Goal:
Copy out each line that has "Einsatz" in it.

Data shown:
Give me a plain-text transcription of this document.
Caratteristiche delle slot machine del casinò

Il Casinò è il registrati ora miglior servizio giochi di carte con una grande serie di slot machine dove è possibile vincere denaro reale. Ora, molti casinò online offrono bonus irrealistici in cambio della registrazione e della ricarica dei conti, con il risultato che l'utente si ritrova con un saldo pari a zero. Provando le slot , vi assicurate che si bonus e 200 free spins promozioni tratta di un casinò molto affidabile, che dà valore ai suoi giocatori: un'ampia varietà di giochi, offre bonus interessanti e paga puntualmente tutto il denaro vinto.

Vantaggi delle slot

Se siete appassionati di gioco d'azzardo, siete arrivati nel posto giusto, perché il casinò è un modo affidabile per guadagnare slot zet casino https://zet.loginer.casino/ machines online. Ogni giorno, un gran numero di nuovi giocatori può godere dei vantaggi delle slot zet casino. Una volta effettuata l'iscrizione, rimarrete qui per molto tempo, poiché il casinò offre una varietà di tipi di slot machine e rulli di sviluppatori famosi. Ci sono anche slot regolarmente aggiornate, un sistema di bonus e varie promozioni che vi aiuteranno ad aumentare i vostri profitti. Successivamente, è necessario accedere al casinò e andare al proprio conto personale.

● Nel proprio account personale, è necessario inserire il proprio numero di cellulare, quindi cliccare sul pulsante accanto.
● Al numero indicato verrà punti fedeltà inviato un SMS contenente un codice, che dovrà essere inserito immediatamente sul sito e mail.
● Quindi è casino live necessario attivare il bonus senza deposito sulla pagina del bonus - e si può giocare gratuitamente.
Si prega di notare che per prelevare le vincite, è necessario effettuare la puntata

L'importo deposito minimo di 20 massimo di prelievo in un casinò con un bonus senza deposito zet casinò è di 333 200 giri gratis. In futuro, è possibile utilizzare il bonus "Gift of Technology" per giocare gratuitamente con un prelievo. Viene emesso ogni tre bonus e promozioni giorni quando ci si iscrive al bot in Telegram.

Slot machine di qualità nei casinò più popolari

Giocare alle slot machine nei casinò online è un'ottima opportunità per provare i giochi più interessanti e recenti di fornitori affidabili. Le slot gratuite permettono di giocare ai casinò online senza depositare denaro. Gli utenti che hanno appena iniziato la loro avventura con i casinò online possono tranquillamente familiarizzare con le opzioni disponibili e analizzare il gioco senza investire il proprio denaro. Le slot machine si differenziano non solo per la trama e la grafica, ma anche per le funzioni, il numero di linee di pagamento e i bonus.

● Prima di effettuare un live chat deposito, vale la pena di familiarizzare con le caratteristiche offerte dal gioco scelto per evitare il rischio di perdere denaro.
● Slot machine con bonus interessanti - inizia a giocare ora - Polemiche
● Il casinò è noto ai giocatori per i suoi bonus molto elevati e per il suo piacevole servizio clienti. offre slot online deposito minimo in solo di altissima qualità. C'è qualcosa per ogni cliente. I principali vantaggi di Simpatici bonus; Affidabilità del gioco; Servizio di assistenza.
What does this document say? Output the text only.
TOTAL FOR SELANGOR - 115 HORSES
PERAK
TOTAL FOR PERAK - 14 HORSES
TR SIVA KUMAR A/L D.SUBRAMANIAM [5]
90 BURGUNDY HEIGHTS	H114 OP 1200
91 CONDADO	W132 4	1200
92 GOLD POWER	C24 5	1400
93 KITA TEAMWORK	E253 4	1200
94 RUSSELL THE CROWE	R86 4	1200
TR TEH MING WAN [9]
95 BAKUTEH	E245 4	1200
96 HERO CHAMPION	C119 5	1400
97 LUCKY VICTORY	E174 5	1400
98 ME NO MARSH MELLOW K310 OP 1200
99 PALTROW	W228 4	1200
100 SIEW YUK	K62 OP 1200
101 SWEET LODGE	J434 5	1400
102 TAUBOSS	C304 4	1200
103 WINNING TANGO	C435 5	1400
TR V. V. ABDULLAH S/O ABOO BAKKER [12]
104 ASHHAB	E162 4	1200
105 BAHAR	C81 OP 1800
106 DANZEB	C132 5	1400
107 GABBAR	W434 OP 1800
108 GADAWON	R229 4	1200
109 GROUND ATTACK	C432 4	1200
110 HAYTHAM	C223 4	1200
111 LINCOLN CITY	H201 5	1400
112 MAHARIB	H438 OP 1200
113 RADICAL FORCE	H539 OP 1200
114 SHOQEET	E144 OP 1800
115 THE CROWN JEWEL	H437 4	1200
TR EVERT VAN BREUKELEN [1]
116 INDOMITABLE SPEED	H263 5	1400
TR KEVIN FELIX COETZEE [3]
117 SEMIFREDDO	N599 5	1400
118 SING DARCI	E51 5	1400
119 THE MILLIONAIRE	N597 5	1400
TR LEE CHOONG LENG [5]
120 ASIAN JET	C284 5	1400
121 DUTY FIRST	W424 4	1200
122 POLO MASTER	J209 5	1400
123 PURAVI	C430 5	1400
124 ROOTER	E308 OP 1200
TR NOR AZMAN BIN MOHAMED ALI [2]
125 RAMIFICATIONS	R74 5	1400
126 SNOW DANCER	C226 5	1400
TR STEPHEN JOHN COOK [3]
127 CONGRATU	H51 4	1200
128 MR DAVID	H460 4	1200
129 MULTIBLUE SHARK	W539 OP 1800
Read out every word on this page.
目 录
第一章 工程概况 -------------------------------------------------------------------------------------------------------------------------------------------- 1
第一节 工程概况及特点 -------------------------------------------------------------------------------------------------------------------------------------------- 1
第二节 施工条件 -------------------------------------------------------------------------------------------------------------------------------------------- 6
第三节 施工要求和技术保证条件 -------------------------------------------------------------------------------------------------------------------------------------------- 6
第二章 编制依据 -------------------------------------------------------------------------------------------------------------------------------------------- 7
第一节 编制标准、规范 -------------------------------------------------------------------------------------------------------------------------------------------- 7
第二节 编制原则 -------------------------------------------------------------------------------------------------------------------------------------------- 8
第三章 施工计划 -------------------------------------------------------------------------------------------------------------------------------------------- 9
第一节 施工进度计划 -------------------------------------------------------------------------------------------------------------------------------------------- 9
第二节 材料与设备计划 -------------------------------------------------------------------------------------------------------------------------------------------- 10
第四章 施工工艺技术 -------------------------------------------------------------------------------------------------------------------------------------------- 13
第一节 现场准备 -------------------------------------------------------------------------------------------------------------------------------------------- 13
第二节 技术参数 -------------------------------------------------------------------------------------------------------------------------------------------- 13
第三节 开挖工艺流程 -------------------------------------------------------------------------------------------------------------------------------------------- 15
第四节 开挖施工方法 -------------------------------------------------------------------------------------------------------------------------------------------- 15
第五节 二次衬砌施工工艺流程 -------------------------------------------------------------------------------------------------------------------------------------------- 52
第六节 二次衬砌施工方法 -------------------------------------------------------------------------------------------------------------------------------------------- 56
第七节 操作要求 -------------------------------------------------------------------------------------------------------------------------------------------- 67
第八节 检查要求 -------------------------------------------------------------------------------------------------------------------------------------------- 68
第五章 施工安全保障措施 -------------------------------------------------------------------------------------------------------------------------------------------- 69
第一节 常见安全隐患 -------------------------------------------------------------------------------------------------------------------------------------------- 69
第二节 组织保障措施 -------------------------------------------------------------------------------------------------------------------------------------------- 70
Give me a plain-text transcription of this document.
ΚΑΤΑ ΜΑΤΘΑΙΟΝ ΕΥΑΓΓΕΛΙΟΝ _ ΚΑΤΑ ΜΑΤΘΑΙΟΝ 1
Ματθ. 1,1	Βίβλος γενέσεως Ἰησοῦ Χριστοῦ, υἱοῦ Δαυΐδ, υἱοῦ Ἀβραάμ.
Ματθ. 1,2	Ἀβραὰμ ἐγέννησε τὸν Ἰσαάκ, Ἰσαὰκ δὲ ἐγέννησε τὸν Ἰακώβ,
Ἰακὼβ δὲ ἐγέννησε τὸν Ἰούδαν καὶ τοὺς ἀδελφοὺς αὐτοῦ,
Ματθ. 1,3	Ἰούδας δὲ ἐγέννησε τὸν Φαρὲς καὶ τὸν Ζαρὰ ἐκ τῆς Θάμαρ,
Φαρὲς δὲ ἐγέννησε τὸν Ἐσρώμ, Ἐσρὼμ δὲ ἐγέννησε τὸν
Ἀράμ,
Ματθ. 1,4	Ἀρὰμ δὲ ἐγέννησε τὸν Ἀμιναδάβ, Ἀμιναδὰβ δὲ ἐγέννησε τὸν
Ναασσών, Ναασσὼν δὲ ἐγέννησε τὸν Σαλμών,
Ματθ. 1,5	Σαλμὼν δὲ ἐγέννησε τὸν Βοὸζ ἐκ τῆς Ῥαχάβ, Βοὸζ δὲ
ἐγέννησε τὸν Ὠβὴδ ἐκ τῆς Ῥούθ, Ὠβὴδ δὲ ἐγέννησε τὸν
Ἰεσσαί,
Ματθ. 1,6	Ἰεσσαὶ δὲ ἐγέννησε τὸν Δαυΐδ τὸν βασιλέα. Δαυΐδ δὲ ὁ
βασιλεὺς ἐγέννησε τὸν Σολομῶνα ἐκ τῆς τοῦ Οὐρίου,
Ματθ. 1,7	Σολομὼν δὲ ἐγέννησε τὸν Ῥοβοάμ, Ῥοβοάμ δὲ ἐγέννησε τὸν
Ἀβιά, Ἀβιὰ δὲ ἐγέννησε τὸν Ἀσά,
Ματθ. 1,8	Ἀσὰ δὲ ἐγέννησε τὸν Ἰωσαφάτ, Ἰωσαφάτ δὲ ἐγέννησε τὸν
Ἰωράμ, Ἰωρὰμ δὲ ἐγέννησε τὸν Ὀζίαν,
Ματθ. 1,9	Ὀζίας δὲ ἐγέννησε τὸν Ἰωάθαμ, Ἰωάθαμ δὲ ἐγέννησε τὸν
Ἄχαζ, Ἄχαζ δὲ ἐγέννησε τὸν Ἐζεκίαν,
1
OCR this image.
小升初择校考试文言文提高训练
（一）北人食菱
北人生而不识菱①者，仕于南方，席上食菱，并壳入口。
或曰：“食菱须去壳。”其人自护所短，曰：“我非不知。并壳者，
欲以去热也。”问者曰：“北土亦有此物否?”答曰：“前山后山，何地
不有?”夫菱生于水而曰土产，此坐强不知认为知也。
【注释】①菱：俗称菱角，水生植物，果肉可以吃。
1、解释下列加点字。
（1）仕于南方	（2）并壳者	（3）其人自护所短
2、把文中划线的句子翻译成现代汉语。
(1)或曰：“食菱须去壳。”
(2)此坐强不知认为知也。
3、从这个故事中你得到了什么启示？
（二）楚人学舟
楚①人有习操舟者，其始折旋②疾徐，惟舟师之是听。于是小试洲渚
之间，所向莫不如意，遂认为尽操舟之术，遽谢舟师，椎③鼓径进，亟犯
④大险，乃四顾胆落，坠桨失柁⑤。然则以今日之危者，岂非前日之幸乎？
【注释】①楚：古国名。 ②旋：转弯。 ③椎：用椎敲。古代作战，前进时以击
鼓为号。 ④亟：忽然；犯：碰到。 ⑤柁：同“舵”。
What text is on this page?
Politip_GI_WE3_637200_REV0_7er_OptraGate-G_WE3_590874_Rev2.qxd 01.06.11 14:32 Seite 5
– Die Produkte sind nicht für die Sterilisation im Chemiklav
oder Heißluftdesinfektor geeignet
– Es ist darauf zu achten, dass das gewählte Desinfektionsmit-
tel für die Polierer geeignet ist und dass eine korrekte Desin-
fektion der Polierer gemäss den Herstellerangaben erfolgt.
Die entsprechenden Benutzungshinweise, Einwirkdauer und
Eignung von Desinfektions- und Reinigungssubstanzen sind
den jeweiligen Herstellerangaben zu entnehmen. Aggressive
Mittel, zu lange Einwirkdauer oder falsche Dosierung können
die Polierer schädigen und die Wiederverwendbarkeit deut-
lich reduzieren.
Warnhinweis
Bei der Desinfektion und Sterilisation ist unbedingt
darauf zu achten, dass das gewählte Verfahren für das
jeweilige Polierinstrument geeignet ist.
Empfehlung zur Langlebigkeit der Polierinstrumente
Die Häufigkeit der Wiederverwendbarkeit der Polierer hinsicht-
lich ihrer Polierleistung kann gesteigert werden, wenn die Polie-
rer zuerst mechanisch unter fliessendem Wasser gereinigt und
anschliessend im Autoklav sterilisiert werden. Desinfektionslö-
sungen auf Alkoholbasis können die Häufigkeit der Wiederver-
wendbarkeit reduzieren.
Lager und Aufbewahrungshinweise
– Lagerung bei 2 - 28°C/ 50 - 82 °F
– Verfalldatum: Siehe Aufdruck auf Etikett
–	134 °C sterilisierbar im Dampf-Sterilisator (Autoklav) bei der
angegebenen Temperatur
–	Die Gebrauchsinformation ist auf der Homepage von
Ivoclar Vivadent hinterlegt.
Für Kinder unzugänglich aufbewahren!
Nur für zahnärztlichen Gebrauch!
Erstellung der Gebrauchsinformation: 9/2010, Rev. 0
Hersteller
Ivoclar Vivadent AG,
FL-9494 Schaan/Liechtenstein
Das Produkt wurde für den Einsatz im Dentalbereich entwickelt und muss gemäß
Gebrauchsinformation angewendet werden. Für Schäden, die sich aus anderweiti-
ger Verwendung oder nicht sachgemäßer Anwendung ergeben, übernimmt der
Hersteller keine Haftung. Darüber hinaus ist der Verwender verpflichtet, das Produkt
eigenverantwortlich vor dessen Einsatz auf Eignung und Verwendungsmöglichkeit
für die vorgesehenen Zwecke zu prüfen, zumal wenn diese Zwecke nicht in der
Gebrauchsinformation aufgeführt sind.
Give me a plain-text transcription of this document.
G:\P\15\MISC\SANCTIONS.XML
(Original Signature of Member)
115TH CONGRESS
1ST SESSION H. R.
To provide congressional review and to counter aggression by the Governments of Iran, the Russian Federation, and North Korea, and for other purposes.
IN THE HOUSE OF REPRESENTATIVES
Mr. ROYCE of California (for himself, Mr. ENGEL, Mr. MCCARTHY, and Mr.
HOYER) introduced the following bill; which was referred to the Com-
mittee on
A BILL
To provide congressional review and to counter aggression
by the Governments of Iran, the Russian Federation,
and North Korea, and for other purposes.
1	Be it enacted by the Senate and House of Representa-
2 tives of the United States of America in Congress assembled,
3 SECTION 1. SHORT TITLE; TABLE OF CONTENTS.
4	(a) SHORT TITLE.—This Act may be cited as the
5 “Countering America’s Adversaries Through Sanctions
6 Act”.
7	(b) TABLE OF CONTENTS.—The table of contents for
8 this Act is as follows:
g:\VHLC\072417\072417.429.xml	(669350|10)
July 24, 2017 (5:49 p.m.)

Response to the task:
Das Produkt wurde für den Einsatz im Dentalbereich entwickelt und muss gemäß
eigenverantwortlich vor dessen Einsatz auf Eignung und Verwendungsmöglichkeit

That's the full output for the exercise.